Do these statements agree with the Kubernetes master setup text? Answer each yes or no and quote the deciding words. 1. The kubectl CLI communicates with the API server. 2. The control plane components run in pods started by docker. 3. The kubeadm init command sets the pod network CIDR to 10.1.10.11.

* Start Document passage *

The master is the system where the “control plane” components run, including etcd (the cluster database) and the API server (which the kubectl CLI communicates with). All of these components run in pods started by kubelet (which is why we had to setup docker first even on the master node)
we will setup our master node on master, connect to it.
to setup master as a Kubernetes master, run the following command:
sudo kubeadm init --api-advertise-addresses=10.1.10.11 --use-kubernetes-version=v1.5.3 --pod-network-cidr=10.244.0.0/16
Here we specify:
When running the command you should see something like this:
The initialization is successful if you see “Kubernetes master initialised successfully!”

* End Document passage *
* Start Data excerpts *

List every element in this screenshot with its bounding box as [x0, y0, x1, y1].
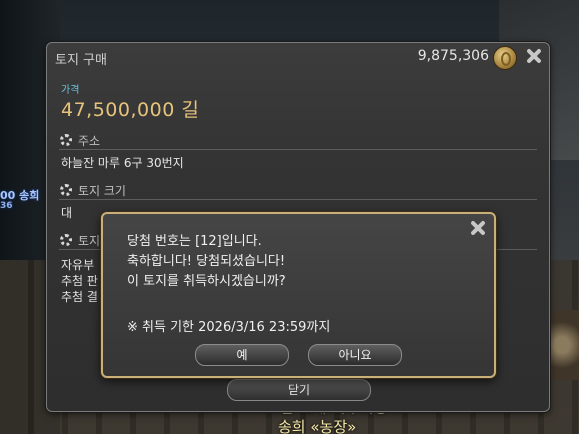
section-gear-icon	[59, 233, 73, 247]
section-gear-icon	[59, 133, 73, 147]
background-ornament	[545, 310, 579, 380]
purchase-line: 추첨 결	[61, 290, 98, 304]
price-value: 47,500,000 길	[61, 99, 200, 121]
size-label: 토지 크기	[78, 183, 126, 198]
section-gear-icon	[59, 183, 73, 197]
dialog-line: 당첨 번호는 [12]입니다.	[127, 234, 262, 249]
dialog-close-icon[interactable]	[468, 218, 488, 238]
gil-coin-icon	[493, 46, 517, 70]
address-value: 하늘잔 마루 6구 30번지	[61, 156, 184, 170]
yes-button[interactable]: 예	[195, 344, 289, 366]
no-button[interactable]: 아니요	[308, 344, 402, 366]
purchase-line: 자유부	[61, 258, 95, 272]
confirm-dialog: 당첨 번호는 [12]입니다. 축하합니다! 당첨되셨습니다! 이 토지를 취득…	[101, 212, 496, 378]
dialog-deadline: ※ 취득 기한 2026/3/16 23:59까지	[127, 320, 331, 335]
npc-sub: 36	[0, 201, 13, 211]
purchase-line: 추첨 판	[61, 274, 98, 288]
price-label: 가격	[61, 85, 80, 96]
purchase-info: 자유부 추첨 판 추첨 결	[61, 257, 98, 305]
window-title: 토지 구매	[55, 53, 107, 68]
dialog-line: 축하합니다! 당첨되셨습니다!	[127, 254, 286, 269]
gil-amount: 9,875,306	[417, 48, 489, 64]
world-name-label: 송희 «농장»	[278, 418, 357, 434]
address-section: 주소 하늘잔 마루 6구 30번지	[59, 131, 537, 172]
npc-nameplate[interactable]: 00 송희 36	[0, 190, 39, 212]
dialog-message: 당첨 번호는 [12]입니다. 축하합니다! 당첨되셨습니다! 이 토지를 취득…	[127, 232, 286, 292]
close-button[interactable]: 닫기	[227, 379, 371, 401]
address-label: 주소	[78, 133, 101, 148]
purchase-label: 토지	[78, 233, 101, 248]
dialog-line: 이 토지를 취득하시겠습니까?	[127, 274, 286, 289]
window-close-icon[interactable]	[523, 46, 543, 66]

* End Data excerpts *

__Full solution__.
1. Yes: "the API server (which the kubectl CLI communicates with)"
2. No: "All of these components run in pods started by kubelet"
3. No: "--pod-network-cidr=10.244.0.0/16"